→ **RECORD EXTRACTS**
(begin)

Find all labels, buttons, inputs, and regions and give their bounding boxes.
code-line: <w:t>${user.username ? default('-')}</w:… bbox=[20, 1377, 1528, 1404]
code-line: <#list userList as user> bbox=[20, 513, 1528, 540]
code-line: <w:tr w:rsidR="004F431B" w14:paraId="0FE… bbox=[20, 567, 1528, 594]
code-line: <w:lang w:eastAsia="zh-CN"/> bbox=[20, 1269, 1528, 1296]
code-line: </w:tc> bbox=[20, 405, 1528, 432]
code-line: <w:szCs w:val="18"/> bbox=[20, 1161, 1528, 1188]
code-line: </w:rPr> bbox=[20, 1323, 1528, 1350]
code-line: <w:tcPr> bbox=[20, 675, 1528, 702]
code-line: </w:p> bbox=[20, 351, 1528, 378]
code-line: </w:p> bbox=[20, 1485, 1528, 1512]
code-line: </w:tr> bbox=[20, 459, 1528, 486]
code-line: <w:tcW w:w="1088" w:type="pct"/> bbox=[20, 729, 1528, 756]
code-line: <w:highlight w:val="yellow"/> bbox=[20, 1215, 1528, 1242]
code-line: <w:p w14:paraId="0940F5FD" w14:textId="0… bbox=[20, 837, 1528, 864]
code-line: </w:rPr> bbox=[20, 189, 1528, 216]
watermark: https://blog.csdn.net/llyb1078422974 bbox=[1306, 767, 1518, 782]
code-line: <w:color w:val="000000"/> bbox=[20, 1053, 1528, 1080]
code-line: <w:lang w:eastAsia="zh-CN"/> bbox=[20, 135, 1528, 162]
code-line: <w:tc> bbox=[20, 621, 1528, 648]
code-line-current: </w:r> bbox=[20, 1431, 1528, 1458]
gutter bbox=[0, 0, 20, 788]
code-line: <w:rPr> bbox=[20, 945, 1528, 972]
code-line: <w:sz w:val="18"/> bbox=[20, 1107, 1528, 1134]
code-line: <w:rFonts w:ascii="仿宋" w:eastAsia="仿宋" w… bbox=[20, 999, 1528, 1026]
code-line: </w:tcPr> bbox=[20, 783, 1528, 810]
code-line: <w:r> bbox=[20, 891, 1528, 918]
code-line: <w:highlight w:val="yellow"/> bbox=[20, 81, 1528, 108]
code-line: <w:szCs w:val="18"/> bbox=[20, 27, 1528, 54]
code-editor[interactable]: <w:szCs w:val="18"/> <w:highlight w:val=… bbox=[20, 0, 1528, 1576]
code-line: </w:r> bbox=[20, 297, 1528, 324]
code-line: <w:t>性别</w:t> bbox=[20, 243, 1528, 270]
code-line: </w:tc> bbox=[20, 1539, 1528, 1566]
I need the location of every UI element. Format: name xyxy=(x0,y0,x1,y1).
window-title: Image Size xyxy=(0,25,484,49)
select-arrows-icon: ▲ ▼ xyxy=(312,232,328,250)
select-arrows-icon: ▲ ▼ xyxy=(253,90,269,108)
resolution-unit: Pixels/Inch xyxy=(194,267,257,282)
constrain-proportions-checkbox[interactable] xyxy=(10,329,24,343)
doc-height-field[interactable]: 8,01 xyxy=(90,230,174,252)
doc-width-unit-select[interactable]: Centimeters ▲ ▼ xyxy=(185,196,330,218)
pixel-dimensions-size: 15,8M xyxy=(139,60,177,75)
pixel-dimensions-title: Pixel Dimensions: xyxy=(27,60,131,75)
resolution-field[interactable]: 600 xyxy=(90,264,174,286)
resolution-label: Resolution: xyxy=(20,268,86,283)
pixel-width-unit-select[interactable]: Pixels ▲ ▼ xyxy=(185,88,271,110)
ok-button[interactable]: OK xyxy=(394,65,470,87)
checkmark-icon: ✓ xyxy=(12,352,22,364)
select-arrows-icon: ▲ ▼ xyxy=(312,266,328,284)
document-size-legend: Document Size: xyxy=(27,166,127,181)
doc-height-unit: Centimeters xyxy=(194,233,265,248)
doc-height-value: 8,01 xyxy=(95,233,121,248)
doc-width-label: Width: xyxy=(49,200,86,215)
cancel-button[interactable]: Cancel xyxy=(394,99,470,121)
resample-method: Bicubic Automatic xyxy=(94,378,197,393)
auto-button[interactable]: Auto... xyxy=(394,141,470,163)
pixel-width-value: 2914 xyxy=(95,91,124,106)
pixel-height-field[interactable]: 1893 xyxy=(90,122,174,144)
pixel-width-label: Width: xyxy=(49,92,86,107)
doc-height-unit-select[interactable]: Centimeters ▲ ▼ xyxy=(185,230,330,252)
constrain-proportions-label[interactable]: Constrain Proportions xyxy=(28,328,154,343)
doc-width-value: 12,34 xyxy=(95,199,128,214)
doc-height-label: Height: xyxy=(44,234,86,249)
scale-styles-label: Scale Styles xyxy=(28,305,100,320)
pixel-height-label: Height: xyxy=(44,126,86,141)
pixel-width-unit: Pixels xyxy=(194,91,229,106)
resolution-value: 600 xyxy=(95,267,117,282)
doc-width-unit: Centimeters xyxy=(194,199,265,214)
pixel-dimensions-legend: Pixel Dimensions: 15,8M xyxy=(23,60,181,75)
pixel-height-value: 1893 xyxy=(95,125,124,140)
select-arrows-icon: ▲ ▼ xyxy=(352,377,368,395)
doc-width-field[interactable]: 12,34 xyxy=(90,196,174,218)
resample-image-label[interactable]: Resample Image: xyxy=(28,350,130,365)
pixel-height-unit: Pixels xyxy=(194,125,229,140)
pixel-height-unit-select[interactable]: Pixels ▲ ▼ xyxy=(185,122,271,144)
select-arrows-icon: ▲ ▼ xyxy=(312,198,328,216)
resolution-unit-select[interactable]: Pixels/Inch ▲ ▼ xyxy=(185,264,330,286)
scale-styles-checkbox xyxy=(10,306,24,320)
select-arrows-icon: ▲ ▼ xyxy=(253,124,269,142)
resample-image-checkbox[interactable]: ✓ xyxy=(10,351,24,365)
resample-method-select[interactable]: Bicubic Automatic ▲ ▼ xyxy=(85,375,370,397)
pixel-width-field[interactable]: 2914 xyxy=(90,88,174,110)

(end)

→ **THE REQUEST**
Rewrite all of the items above, replacing every occurrence of "select-arrows-icon" with "stepper-arrows-icon" and leaving everything else unchanged.

→ **EXERCISE OUTPUT**
Find all labels, buttons, inputs, and regions and give their bounding boxes.
code-line: <w:t>${user.username ? default('-')}</w:… bbox=[20, 1377, 1528, 1404]
code-line: <#list userList as user> bbox=[20, 513, 1528, 540]
code-line: <w:tr w:rsidR="004F431B" w14:paraId="0FE… bbox=[20, 567, 1528, 594]
code-line: <w:lang w:eastAsia="zh-CN"/> bbox=[20, 1269, 1528, 1296]
code-line: </w:tc> bbox=[20, 405, 1528, 432]
code-line: <w:szCs w:val="18"/> bbox=[20, 1161, 1528, 1188]
code-line: </w:rPr> bbox=[20, 1323, 1528, 1350]
code-line: <w:tcPr> bbox=[20, 675, 1528, 702]
code-line: </w:p> bbox=[20, 351, 1528, 378]
code-line: </w:p> bbox=[20, 1485, 1528, 1512]
code-line: </w:tr> bbox=[20, 459, 1528, 486]
code-line: <w:tcW w:w="1088" w:type="pct"/> bbox=[20, 729, 1528, 756]
code-line: <w:highlight w:val="yellow"/> bbox=[20, 1215, 1528, 1242]
code-line: <w:p w14:paraId="0940F5FD" w14:textId="0… bbox=[20, 837, 1528, 864]
code-line: </w:rPr> bbox=[20, 189, 1528, 216]
watermark: https://blog.csdn.net/llyb1078422974 bbox=[1306, 767, 1518, 782]
code-line: <w:color w:val="000000"/> bbox=[20, 1053, 1528, 1080]
code-line: <w:lang w:eastAsia="zh-CN"/> bbox=[20, 135, 1528, 162]
code-line: <w:tc> bbox=[20, 621, 1528, 648]
code-line-current: </w:r> bbox=[20, 1431, 1528, 1458]
gutter bbox=[0, 0, 20, 788]
code-line: <w:rPr> bbox=[20, 945, 1528, 972]
code-line: <w:sz w:val="18"/> bbox=[20, 1107, 1528, 1134]
code-line: <w:rFonts w:ascii="仿宋" w:eastAsia="仿宋" w… bbox=[20, 999, 1528, 1026]
code-line: </w:tcPr> bbox=[20, 783, 1528, 810]
code-line: <w:r> bbox=[20, 891, 1528, 918]
code-line: <w:highlight w:val="yellow"/> bbox=[20, 81, 1528, 108]
code-line: <w:szCs w:val="18"/> bbox=[20, 27, 1528, 54]
code-editor[interactable]: <w:szCs w:val="18"/> <w:highlight w:val=… bbox=[20, 0, 1528, 1576]
code-line: </w:r> bbox=[20, 297, 1528, 324]
code-line: <w:t>性别</w:t> bbox=[20, 243, 1528, 270]
code-line: </w:tc> bbox=[20, 1539, 1528, 1566]
I need the location of every UI element. Format: name xyxy=(x0,y0,x1,y1).
window-title: Image Size xyxy=(0,25,484,49)
stepper-arrows-icon: ▲ ▼ xyxy=(312,232,328,250)
stepper-arrows-icon: ▲ ▼ xyxy=(253,90,269,108)
resolution-unit: Pixels/Inch xyxy=(194,267,257,282)
constrain-proportions-checkbox[interactable] xyxy=(10,329,24,343)
doc-height-field[interactable]: 8,01 xyxy=(90,230,174,252)
doc-width-unit-select[interactable]: Centimeters ▲ ▼ xyxy=(185,196,330,218)
pixel-dimensions-size: 15,8M xyxy=(139,60,177,75)
pixel-dimensions-title: Pixel Dimensions: xyxy=(27,60,131,75)
resolution-field[interactable]: 600 xyxy=(90,264,174,286)
resolution-label: Resolution: xyxy=(20,268,86,283)
pixel-width-unit-select[interactable]: Pixels ▲ ▼ xyxy=(185,88,271,110)
ok-button[interactable]: OK xyxy=(394,65,470,87)
checkmark-icon: ✓ xyxy=(12,352,22,364)
stepper-arrows-icon: ▲ ▼ xyxy=(312,266,328,284)
document-size-legend: Document Size: xyxy=(27,166,127,181)
doc-height-unit: Centimeters xyxy=(194,233,265,248)
doc-height-value: 8,01 xyxy=(95,233,121,248)
doc-width-label: Width: xyxy=(49,200,86,215)
cancel-button[interactable]: Cancel xyxy=(394,99,470,121)
resample-method: Bicubic Automatic xyxy=(94,378,197,393)
auto-button[interactable]: Auto... xyxy=(394,141,470,163)
pixel-width-value: 2914 xyxy=(95,91,124,106)
pixel-height-field[interactable]: 1893 xyxy=(90,122,174,144)
pixel-width-label: Width: xyxy=(49,92,86,107)
doc-height-unit-select[interactable]: Centimeters ▲ ▼ xyxy=(185,230,330,252)
constrain-proportions-label[interactable]: Constrain Proportions xyxy=(28,328,154,343)
doc-width-value: 12,34 xyxy=(95,199,128,214)
doc-height-label: Height: xyxy=(44,234,86,249)
scale-styles-label: Scale Styles xyxy=(28,305,100,320)
pixel-height-label: Height: xyxy=(44,126,86,141)
pixel-width-unit: Pixels xyxy=(194,91,229,106)
resolution-value: 600 xyxy=(95,267,117,282)
doc-width-unit: Centimeters xyxy=(194,199,265,214)
pixel-dimensions-legend: Pixel Dimensions: 15,8M xyxy=(23,60,181,75)
pixel-height-value: 1893 xyxy=(95,125,124,140)
stepper-arrows-icon: ▲ ▼ xyxy=(352,377,368,395)
doc-width-field[interactable]: 12,34 xyxy=(90,196,174,218)
resample-image-label[interactable]: Resample Image: xyxy=(28,350,130,365)
pixel-height-unit: Pixels xyxy=(194,125,229,140)
pixel-height-unit-select[interactable]: Pixels ▲ ▼ xyxy=(185,122,271,144)
stepper-arrows-icon: ▲ ▼ xyxy=(312,198,328,216)
resolution-unit-select[interactable]: Pixels/Inch ▲ ▼ xyxy=(185,264,330,286)
scale-styles-checkbox xyxy=(10,306,24,320)
stepper-arrows-icon: ▲ ▼ xyxy=(253,124,269,142)
resample-image-checkbox[interactable]: ✓ xyxy=(10,351,24,365)
resample-method-select[interactable]: Bicubic Automatic ▲ ▼ xyxy=(85,375,370,397)
pixel-width-field[interactable]: 2914 xyxy=(90,88,174,110)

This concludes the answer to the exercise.